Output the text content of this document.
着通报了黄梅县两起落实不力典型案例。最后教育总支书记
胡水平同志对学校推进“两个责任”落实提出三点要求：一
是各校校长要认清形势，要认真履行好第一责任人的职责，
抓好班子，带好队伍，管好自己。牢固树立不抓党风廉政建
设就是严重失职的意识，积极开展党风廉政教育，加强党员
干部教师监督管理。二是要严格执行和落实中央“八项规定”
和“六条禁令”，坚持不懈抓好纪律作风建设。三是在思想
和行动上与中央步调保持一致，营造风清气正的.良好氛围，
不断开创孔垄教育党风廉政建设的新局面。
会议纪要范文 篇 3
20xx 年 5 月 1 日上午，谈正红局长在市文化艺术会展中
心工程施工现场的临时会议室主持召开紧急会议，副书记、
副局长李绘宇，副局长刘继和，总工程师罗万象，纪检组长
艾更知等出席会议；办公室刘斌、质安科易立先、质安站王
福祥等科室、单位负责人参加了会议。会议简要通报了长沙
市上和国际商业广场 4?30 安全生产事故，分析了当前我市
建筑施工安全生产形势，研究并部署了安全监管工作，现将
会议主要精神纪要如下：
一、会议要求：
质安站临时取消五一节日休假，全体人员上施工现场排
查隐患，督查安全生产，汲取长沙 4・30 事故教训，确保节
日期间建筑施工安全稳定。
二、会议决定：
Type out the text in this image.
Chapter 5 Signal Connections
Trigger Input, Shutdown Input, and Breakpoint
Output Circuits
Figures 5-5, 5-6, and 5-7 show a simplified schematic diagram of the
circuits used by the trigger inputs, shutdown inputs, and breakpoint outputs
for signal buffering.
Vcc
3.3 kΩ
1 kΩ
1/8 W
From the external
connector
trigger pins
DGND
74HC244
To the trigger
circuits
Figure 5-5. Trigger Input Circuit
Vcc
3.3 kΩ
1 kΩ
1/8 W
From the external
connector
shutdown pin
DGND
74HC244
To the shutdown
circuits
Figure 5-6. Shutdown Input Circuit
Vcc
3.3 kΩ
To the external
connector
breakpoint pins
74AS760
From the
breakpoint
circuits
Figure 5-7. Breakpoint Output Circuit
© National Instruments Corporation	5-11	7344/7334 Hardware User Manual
-----
GIVEN EXERCISE:
Exactly as written, give the line containing "Type out the text in this image." and all remaining lines of the records.

RESULT OF THE EXERCISE:
Type out the text in this image.
Chapter 5 Signal Connections
Trigger Input, Shutdown Input, and Breakpoint
Output Circuits
Figures 5-5, 5-6, and 5-7 show a simplified schematic diagram of the
circuits used by the trigger inputs, shutdown inputs, and breakpoint outputs
for signal buffering.
Vcc
3.3 kΩ
1 kΩ
1/8 W
From the external
connector
trigger pins
DGND
74HC244
To the trigger
circuits
Figure 5-5. Trigger Input Circuit
Vcc
3.3 kΩ
1 kΩ
1/8 W
From the external
connector
shutdown pin
DGND
74HC244
To the shutdown
circuits
Figure 5-6. Shutdown Input Circuit
Vcc
3.3 kΩ
To the external
connector
breakpoint pins
74AS760
From the
breakpoint
circuits
Figure 5-7. Breakpoint Output Circuit
© National Instruments Corporation	5-11	7344/7334 Hardware User Manual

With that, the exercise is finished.